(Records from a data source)
#####

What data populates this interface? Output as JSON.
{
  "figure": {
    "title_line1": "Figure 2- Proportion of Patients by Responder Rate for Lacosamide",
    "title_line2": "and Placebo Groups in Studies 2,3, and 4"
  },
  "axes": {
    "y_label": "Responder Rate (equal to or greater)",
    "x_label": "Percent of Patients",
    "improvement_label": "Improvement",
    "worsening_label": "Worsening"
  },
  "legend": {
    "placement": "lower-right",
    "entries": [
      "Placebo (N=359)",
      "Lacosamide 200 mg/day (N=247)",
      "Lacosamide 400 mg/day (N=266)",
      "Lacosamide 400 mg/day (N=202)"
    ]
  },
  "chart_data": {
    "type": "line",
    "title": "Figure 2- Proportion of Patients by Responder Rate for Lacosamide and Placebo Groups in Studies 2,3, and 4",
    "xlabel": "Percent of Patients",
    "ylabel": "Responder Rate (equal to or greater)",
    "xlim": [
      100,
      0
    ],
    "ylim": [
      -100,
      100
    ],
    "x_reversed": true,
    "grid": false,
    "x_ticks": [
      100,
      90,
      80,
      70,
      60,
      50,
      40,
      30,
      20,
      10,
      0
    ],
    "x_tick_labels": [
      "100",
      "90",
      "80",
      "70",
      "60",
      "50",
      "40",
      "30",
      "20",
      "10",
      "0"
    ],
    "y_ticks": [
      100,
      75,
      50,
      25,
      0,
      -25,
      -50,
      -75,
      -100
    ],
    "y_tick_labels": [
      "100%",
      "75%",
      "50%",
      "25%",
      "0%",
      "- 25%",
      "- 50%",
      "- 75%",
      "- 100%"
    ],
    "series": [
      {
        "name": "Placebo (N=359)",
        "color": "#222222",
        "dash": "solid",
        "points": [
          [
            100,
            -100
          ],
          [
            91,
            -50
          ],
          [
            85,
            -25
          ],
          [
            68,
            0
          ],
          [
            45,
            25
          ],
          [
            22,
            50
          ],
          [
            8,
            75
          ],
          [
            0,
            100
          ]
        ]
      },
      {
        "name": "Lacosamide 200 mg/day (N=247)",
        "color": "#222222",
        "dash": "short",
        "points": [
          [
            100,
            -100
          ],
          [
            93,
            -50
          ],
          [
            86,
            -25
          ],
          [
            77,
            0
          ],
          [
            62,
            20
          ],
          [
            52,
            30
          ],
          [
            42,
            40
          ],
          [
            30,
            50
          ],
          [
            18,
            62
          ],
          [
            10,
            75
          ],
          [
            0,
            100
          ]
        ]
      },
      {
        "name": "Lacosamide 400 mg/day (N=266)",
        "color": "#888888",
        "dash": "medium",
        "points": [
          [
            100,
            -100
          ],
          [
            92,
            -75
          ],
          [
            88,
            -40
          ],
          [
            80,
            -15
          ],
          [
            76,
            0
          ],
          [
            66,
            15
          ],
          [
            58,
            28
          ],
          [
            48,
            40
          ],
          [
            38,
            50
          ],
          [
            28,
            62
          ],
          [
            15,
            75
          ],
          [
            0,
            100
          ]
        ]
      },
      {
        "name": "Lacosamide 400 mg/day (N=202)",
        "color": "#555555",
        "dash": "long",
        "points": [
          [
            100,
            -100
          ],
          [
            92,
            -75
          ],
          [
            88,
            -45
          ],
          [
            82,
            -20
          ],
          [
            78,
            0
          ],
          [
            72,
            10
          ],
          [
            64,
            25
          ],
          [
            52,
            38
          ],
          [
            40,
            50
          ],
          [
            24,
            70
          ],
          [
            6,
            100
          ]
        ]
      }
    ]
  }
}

#####

■ THE TASK ■
Return each line of the records above in which the word "Lacosamide" occurs.

■ WRITTEN REPLY ■
    "title_line1": "Figure 2- Proportion of Patients by Responder Rate for Lacosamide",
      "Lacosamide 200 mg/day (N=247)",
      "Lacosamide 400 mg/day (N=266)",
      "Lacosamide 400 mg/day (N=202)"
    "title": "Figure 2- Proportion of Patients by Responder Rate for Lacosamide and Placebo Groups in Studies 2,3, and 4",
        "name": "Lacosamide 200 mg/day (N=247)",
        "name": "Lacosamide 400 mg/day (N=266)",
        "name": "Lacosamide 400 mg/day (N=202)",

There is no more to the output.